▶ [Set task]:
In the listing below, locate the line containing "What text is on this page?" and copy it and every line after it through the end, exactly as written, leaving out any pictures.

───

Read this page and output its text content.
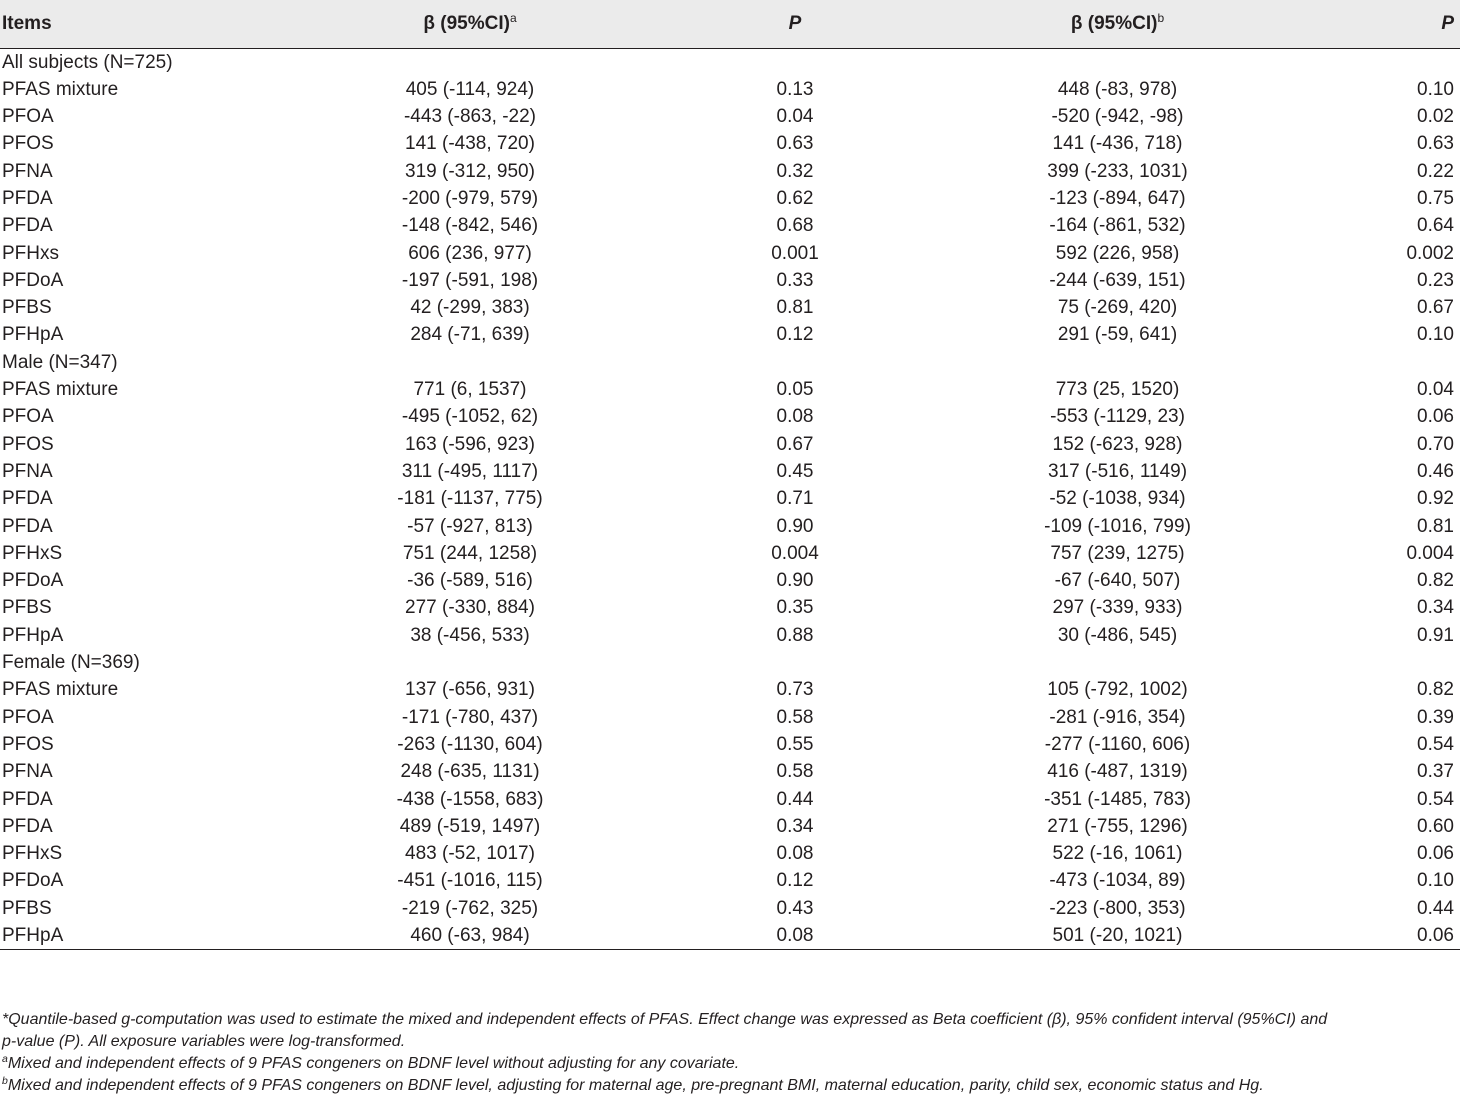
Items	β $(95\%CI)^a$	P	β $(95\%CI)^b$	P
All subjects (N=725)				
PFAS mixture	405 (-114, 924)	0.13	448 (-83, 978)	0.10
PFOA	-443 (-863, -22)	0.04	-520 (-942, -98)	0.02
PFOS	141 (-438, 720)	0.63	141 (-436, 718)	0.63
PFNA	319 (-312, 950)	0.32	399 (-233, 1031)	0.22
PFDA	-200 (-979, 579)	0.62	-123 (-894, 647)	0.75
PFDA	-148 (-842, 546)	0.68	-164 (-861, 532)	0.64
PFHxs	606 (236, 977)	0.001	592 (226, 958)	0.002
PFDoA	-197 (-591, 198)	0.33	-244 (-639, 151)	0.23
PFBS	42 (-299, 383)	0.81	75 (-269, 420)	0.67
PFHpA	284 (-71, 639)	0.12	291 (-59, 641)	0.10
Male (N=347)				
PFAS mixture	771 (6, 1537)	0.05	773 (25, 1520)	0.04
PFOA	-495 (-1052, 62)	0.08	-553 (-1129, 23)	0.06
PFOS	163 (-596, 923)	0.67	152 (-623, 928)	0.70
PFNA	311 (-495, 1117)	0.45	317 (-516, 1149)	0.46
PFDA	-181 (-1137, 775)	0.71	-52 (-1038, 934)	0.92
PFDA	-57 (-927, 813)	0.90	-109 (-1016, 799)	0.81
PFHxS	751 (244, 1258)	0.004	757 (239, 1275)	0.004
PFDoA	-36 (-589, 516)	0.90	-67 (-640, 507)	0.82
PFBS	277 (-330, 884)	0.35	297 (-339, 933)	0.34
PFHpA	38 (-456, 533)	0.88	30 (-486, 545)	0.91
Female (N=369)				
PFAS mixture	137 (-656, 931)	0.73	105 (-792, 1002)	0.82
PFOA	-171 (-780, 437)	0.58	-281 (-916, 354)	0.39
PFOS	-263 (-1130, 604)	0.55	-277 (-1160, 606)	0.54
PFNA	248 (-635, 1131)	0.58	416 (-487, 1319)	0.37
PFDA	-438 (-1558, 683)	0.44	-351 (-1485, 783)	0.54
PFDA	489 (-519, 1497)	0.34	271 (-755, 1296)	0.60
PFHxS	483 (-52, 1017)	0.08	522 (-16, 1061)	0.06
PFDoA	-451 (-1016, 115)	0.12	-473 (-1034, 89)	0.10
PFBS	-219 (-762, 325)	0.43	-223 (-800, 353)	0.44
PFHpA	460 (-63, 984)	0.08	501 (-20, 1021)	0.06

*Quantile-based g-computation was used to estimate the mixed and independent effects of PFAS. Effect change was expressed as Beta coefficient (β), 95% confident interval (95%CI) and

p-value (P). All exposure variables were log-transformed.

$^a$Mixed and independent effects of 9 PFAS congeners on BDNF level without adjusting for any covariate.

$^b$Mixed and independent effects of 9 PFAS congeners on BDNF level, adjusting for maternal age, pre-pregnant BMI, maternal education, parity, child sex, economic status and Hg.
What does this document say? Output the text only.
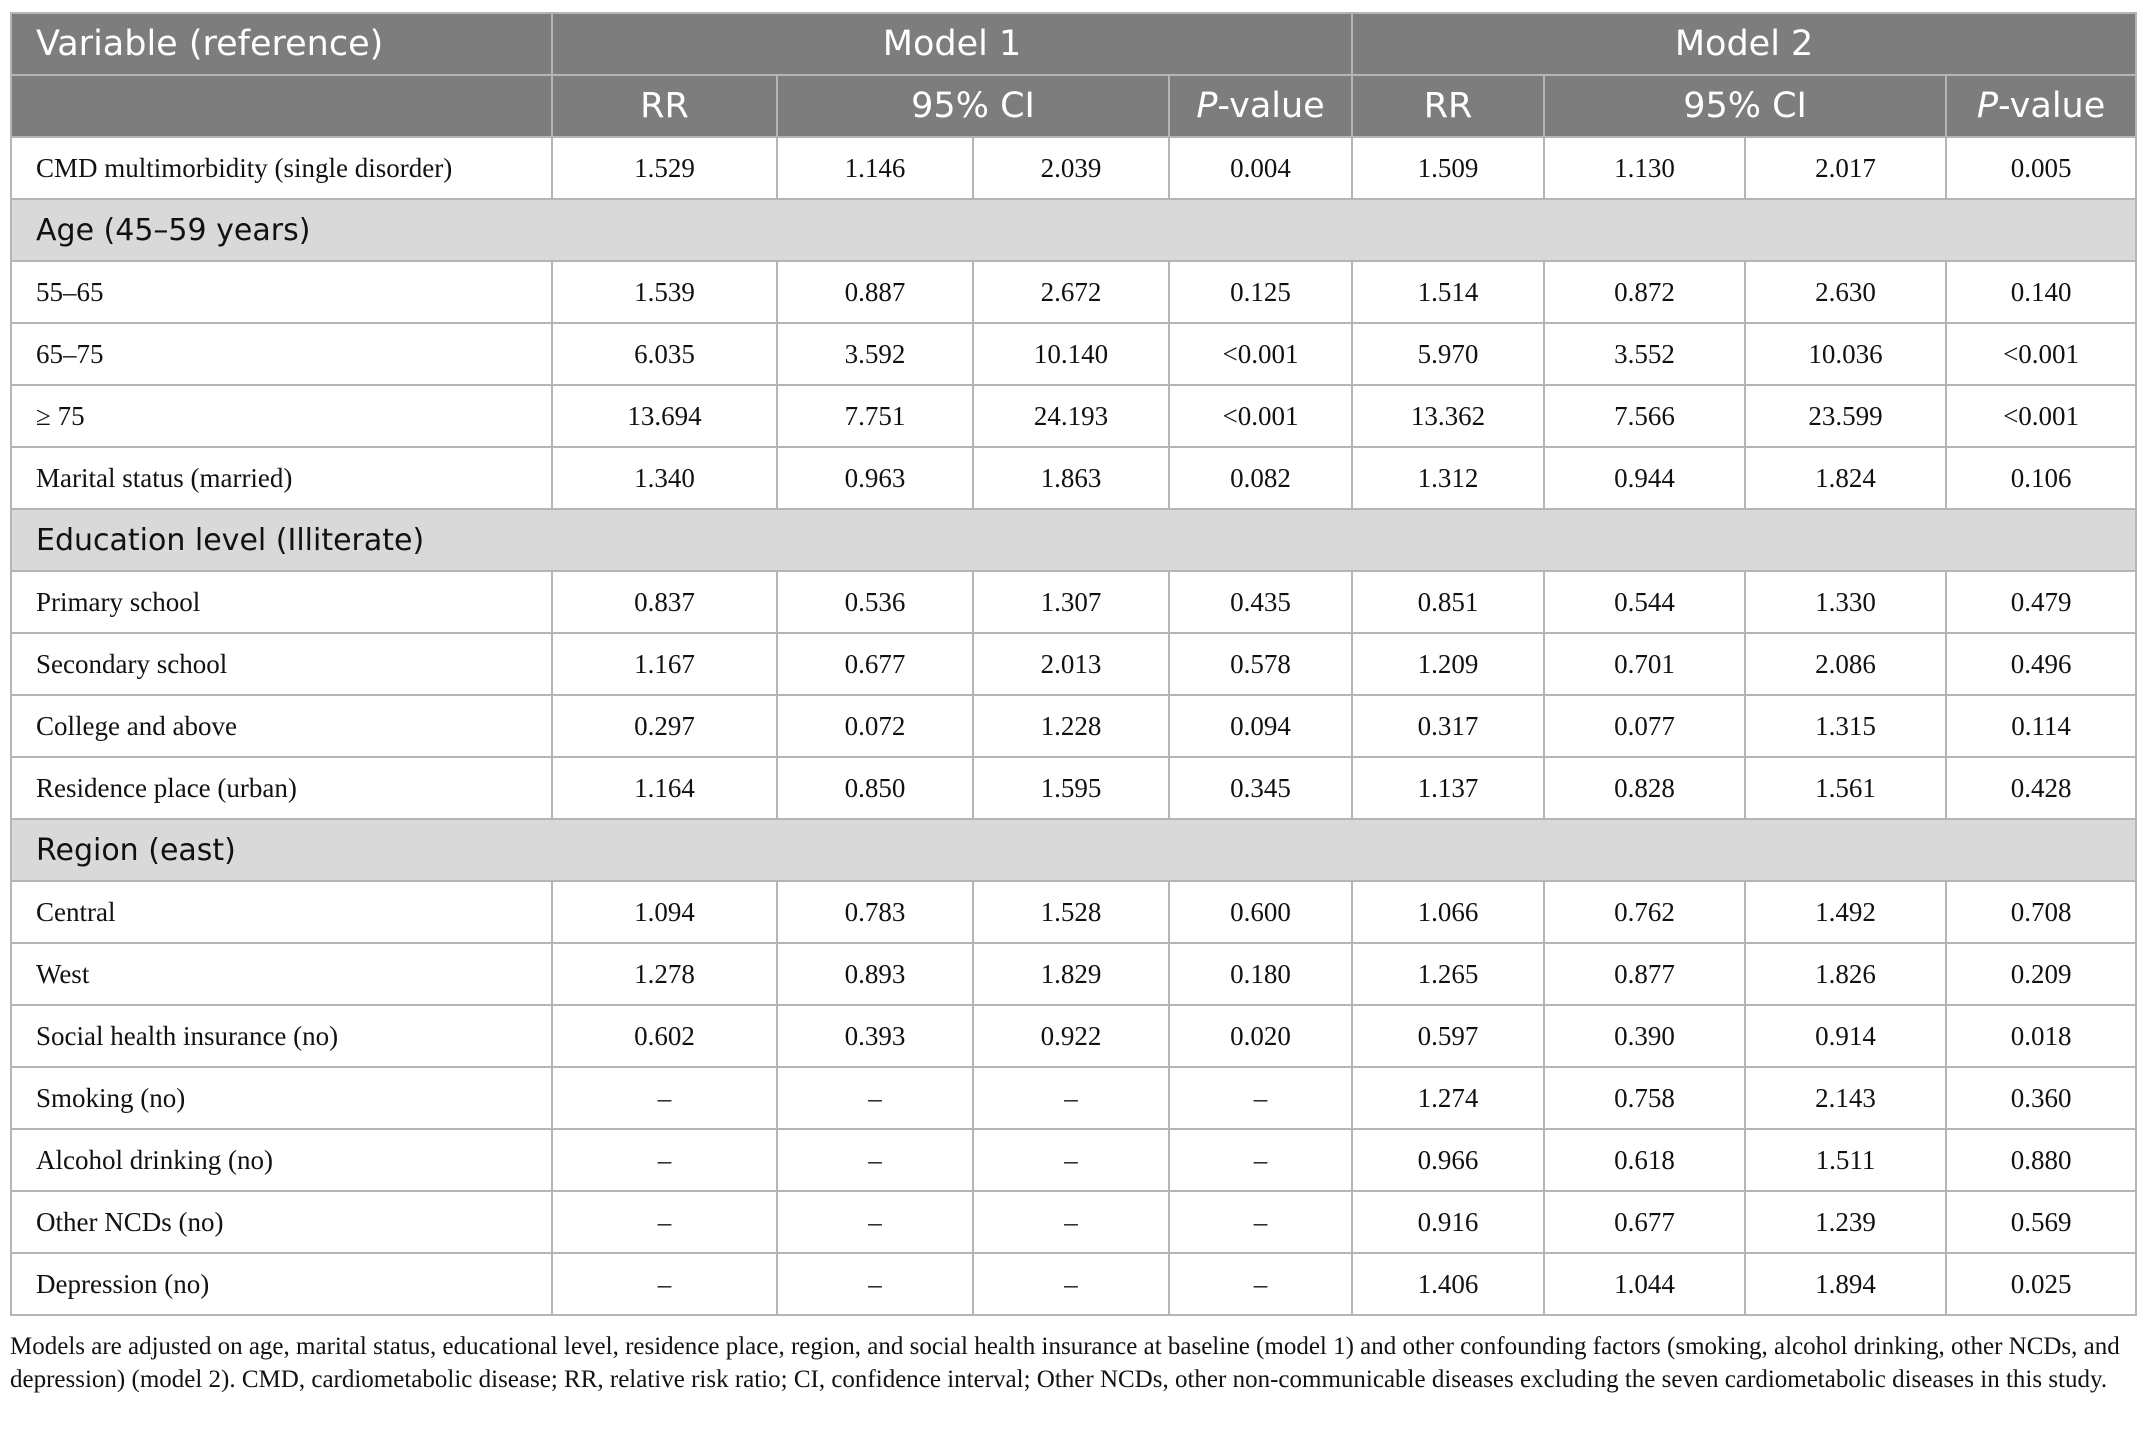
Variable (reference)	Model 1				Model 2			
	RR	95% CI		P-value	RR	95% CI		P-value
CMD multimorbidity (single disorder)	1.529	1.146	2.039	0.004	1.509	1.130	2.017	0.005
Age (45–59 years)								
55–65	1.539	0.887	2.672	0.125	1.514	0.872	2.630	0.140
65–75	6.035	3.592	10.140	<0.001	5.970	3.552	10.036	<0.001
≥ 75	13.694	7.751	24.193	<0.001	13.362	7.566	23.599	<0.001
Marital status (married)	1.340	0.963	1.863	0.082	1.312	0.944	1.824	0.106
Education level (Illiterate)								
Primary school	0.837	0.536	1.307	0.435	0.851	0.544	1.330	0.479
Secondary school	1.167	0.677	2.013	0.578	1.209	0.701	2.086	0.496
College and above	0.297	0.072	1.228	0.094	0.317	0.077	1.315	0.114
Residence place (urban)	1.164	0.850	1.595	0.345	1.137	0.828	1.561	0.428
Region (east)								
Central	1.094	0.783	1.528	0.600	1.066	0.762	1.492	0.708
West	1.278	0.893	1.829	0.180	1.265	0.877	1.826	0.209
Social health insurance (no)	0.602	0.393	0.922	0.020	0.597	0.390	0.914	0.018
Smoking (no)	–	–	–	–	1.274	0.758	2.143	0.360
Alcohol drinking (no)	–	–	–	–	0.966	0.618	1.511	0.880
Other NCDs (no)	–	–	–	–	0.916	0.677	1.239	0.569
Depression (no)	–	–	–	–	1.406	1.044	1.894	0.025

Models are adjusted on age, marital status, educational level, residence place, region, and social health insurance at baseline (model 1) and other confounding factors (smoking, alcohol drinking, other NCDs, and depression) (model 2). CMD, cardiometabolic disease; RR, relative risk ratio; CI, confidence interval; Other NCDs, other non-communicable diseases excluding the seven cardiometabolic diseases in this study.
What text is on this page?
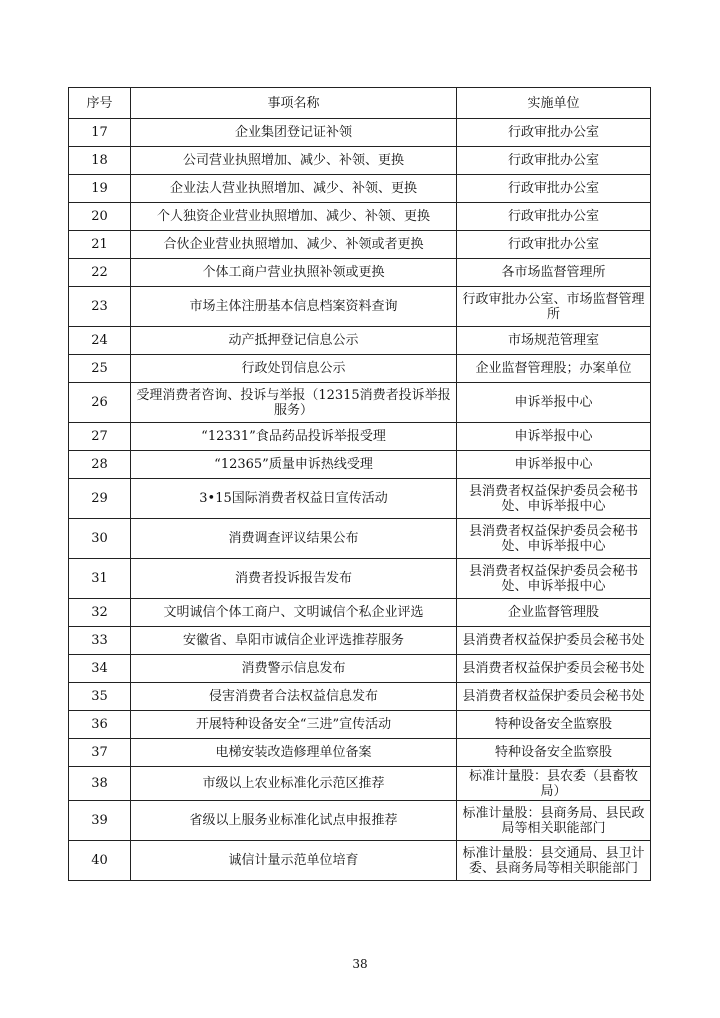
序号	事项名称	实施单位
17	企业集团登记证补领	行政审批办公室
18	公司营业执照增加、减少、补领、更换	行政审批办公室
19	企业法人营业执照增加、减少、补领、更换	行政审批办公室
20	个人独资企业营业执照增加、减少、补领、更换	行政审批办公室
21	合伙企业营业执照增加、减少、补领或者更换	行政审批办公室
22	个体工商户营业执照补领或更换	各市场监督管理所
23	市场主体注册基本信息档案资料查询	行政审批办公室、市场监督管理所
24	动产抵押登记信息公示	市场规范管理室
25	行政处罚信息公示	企业监督管理股；办案单位
26	受理消费者咨询、投诉与举报（12315消费者投诉举报服务）	申诉举报中心
27	“12331”食品药品投诉举报受理	申诉举报中心
28	“12365”质量申诉热线受理	申诉举报中心
29	3•15国际消费者权益日宣传活动	县消费者权益保护委员会秘书处、申诉举报中心
30	消费调查评议结果公布	县消费者权益保护委员会秘书处、申诉举报中心
31	消费者投诉报告发布	县消费者权益保护委员会秘书处、申诉举报中心
32	文明诚信个体工商户、文明诚信个私企业评选	企业监督管理股
33	安徽省、阜阳市诚信企业评选推荐服务	县消费者权益保护委员会秘书处
34	消费警示信息发布	县消费者权益保护委员会秘书处
35	侵害消费者合法权益信息发布	县消费者权益保护委员会秘书处
36	开展特种设备安全“三进”宣传活动	特种设备安全监察股
37	电梯安装改造修理单位备案	特种设备安全监察股
38	市级以上农业标准化示范区推荐	标准计量股：县农委（县畜牧局）
39	省级以上服务业标准化试点申报推荐	标准计量股：县商务局、县民政局等相关职能部门
40	诚信计量示范单位培育	标准计量股：县交通局、县卫计委、县商务局等相关职能部门
38
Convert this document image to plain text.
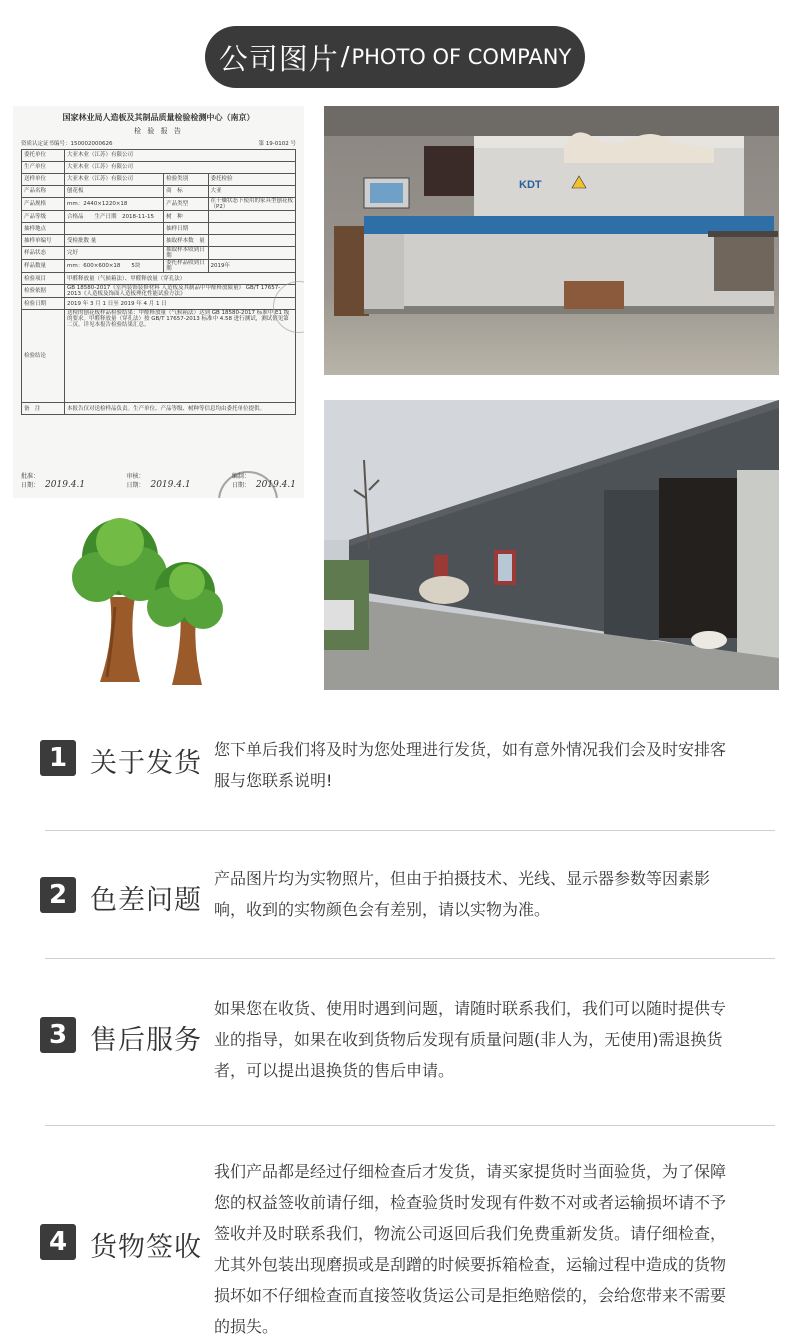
公司图片 / PHOTO OF COMPANY
国家林业局人造板及其制品质量检验检测中心（南京）
检 验 报 告
资质认定证书编号：150002000626	第 19-0102 号
委托单位	大亚木业（江苏）有限公司		
生产单位	大亚木业（江苏）有限公司		
送样单位	大亚木业（江苏）有限公司	检验类别	委托检验
产品名称	刨花板	商　标	大亚
产品规格	mm：2440×1220×18	产品类型	在干燥状态下使用的家具型刨花板（P2）
产品等级	合格品　　生产日期　2018-11-15	树　种	
抽样地点		抽样日期	
抽样单编号	受检批数 量	抽取样本数　量	
样品状态	完好	抽取样本收到日期	
样品数量	mm：600×600×18　　5块	委托样品收到日期	2019年
检验项目	甲醛释放量（气候箱法）、甲醛释放量（穿孔法）		
检验依据	GB 18580-2017《室内装饰装修材料 人造板及其制品中甲醛释放限量》 GB/T 17657-2013《人造板及饰面人造板理化性能试验方法》		
检验日期	2019 年 3 月 1 日至 2019 年 4 月 1 日		
检验结论	送检的刨花板样品检验结果：甲醛释放量（气候箱法）达到 GB 18580-2017 标准中 E1 级的要求。甲醛释放量（穿孔法）按 GB/T 17657-2013 标准中 4.58 进行测试，测试值见第二页。详见本报告检验结果汇总。		
备　注	本报告仅对送检样品负责。生产单位、产品等级、树种等信息均由委托单位提供。		
批准：
日期： 2019.4.1
审核：
日期： 2019.4.1
编制：
日期： 2019.4.1
KDT
1 关于发货 您下单后我们将及时为您处理进行发货，如有意外情况我们会及时安排客服与您联系说明!
2 色差问题
产品图片均为实物照片，但由于拍摄技术、光线、显示器参数等因素影响，收到的实物颜色会有差别，请以实物为准。
3 售后服务
如果您在收货、使用时遇到问题，请随时联系我们，我们可以随时提供专业的指导，如果在收到货物后发现有质量问题(非人为，无使用)需退换货者，可以提出退换货的售后申请。
4 货物签收
我们产品都是经过仔细检查后才发货，请买家提货时当面验货，为了保障您的权益签收前请仔细，检查验货时发现有件数不对或者运输损坏请不予签收并及时联系我们，物流公司返回后我们免费重新发货。请仔细检查，尤其外包装出现磨损或是刮蹭的时候要拆箱检查，运输过程中造成的货物损坏如不仔细检查而直接签收货运公司是拒绝赔偿的，会给您带来不需要的损失。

───

▶ [Reply to the exercise]:
What text is on this page?
序号	事项名称	实施单位
17	企业集团登记证补领	行政审批办公室
18	公司营业执照增加、减少、补领、更换	行政审批办公室
19	企业法人营业执照增加、减少、补领、更换	行政审批办公室
20	个人独资企业营业执照增加、减少、补领、更换	行政审批办公室
21	合伙企业营业执照增加、减少、补领或者更换	行政审批办公室
22	个体工商户营业执照补领或更换	各市场监督管理所
23	市场主体注册基本信息档案资料查询	行政审批办公室、市场监督管理所
24	动产抵押登记信息公示	市场规范管理室
25	行政处罚信息公示	企业监督管理股；办案单位
26	受理消费者咨询、投诉与举报（12315消费者投诉举报服务）	申诉举报中心
27	“12331”食品药品投诉举报受理	申诉举报中心
28	“12365”质量申诉热线受理	申诉举报中心
29	3•15国际消费者权益日宣传活动	县消费者权益保护委员会秘书处、申诉举报中心
30	消费调查评议结果公布	县消费者权益保护委员会秘书处、申诉举报中心
31	消费者投诉报告发布	县消费者权益保护委员会秘书处、申诉举报中心
32	文明诚信个体工商户、文明诚信个私企业评选	企业监督管理股
33	安徽省、阜阳市诚信企业评选推荐服务	县消费者权益保护委员会秘书处
34	消费警示信息发布	县消费者权益保护委员会秘书处
35	侵害消费者合法权益信息发布	县消费者权益保护委员会秘书处
36	开展特种设备安全“三进”宣传活动	特种设备安全监察股
37	电梯安装改造修理单位备案	特种设备安全监察股
38	市级以上农业标准化示范区推荐	标准计量股：县农委（县畜牧局）
39	省级以上服务业标准化试点申报推荐	标准计量股：县商务局、县民政局等相关职能部门
40	诚信计量示范单位培育	标准计量股：县交通局、县卫计委、县商务局等相关职能部门
38
Convert this document image to plain text.
公司图片 / PHOTO OF COMPANY
国家林业局人造板及其制品质量检验检测中心（南京）
检 验 报 告
资质认定证书编号：150002000626	第 19-0102 号
委托单位	大亚木业（江苏）有限公司		
生产单位	大亚木业（江苏）有限公司		
送样单位	大亚木业（江苏）有限公司	检验类别	委托检验
产品名称	刨花板	商　标	大亚
产品规格	mm：2440×1220×18	产品类型	在干燥状态下使用的家具型刨花板（P2）
产品等级	合格品　　生产日期　2018-11-15	树　种	
抽样地点		抽样日期	
抽样单编号	受检批数 量	抽取样本数　量	
样品状态	完好	抽取样本收到日期	
样品数量	mm：600×600×18　　5块	委托样品收到日期	2019年
检验项目	甲醛释放量（气候箱法）、甲醛释放量（穿孔法）		
检验依据	GB 18580-2017《室内装饰装修材料 人造板及其制品中甲醛释放限量》 GB/T 17657-2013《人造板及饰面人造板理化性能试验方法》		
检验日期	2019 年 3 月 1 日至 2019 年 4 月 1 日		
检验结论	送检的刨花板样品检验结果：甲醛释放量（气候箱法）达到 GB 18580-2017 标准中 E1 级的要求。甲醛释放量（穿孔法）按 GB/T 17657-2013 标准中 4.58 进行测试，测试值见第二页。详见本报告检验结果汇总。		
备　注	本报告仅对送检样品负责。生产单位、产品等级、树种等信息均由委托单位提供。		
批准：
日期： 2019.4.1
审核：
日期： 2019.4.1
编制：
日期： 2019.4.1
KDT
1 关于发货 您下单后我们将及时为您处理进行发货，如有意外情况我们会及时安排客服与您联系说明!
2 色差问题
产品图片均为实物照片，但由于拍摄技术、光线、显示器参数等因素影响，收到的实物颜色会有差别，请以实物为准。
3 售后服务
如果您在收货、使用时遇到问题，请随时联系我们，我们可以随时提供专业的指导，如果在收到货物后发现有质量问题(非人为，无使用)需退换货者，可以提出退换货的售后申请。
4 货物签收
我们产品都是经过仔细检查后才发货，请买家提货时当面验货，为了保障您的权益签收前请仔细，检查验货时发现有件数不对或者运输损坏请不予签收并及时联系我们，物流公司返回后我们免费重新发货。请仔细检查，尤其外包装出现磨损或是刮蹭的时候要拆箱检查，运输过程中造成的货物损坏如不仔细检查而直接签收货运公司是拒绝赔偿的，会给您带来不需要的损失。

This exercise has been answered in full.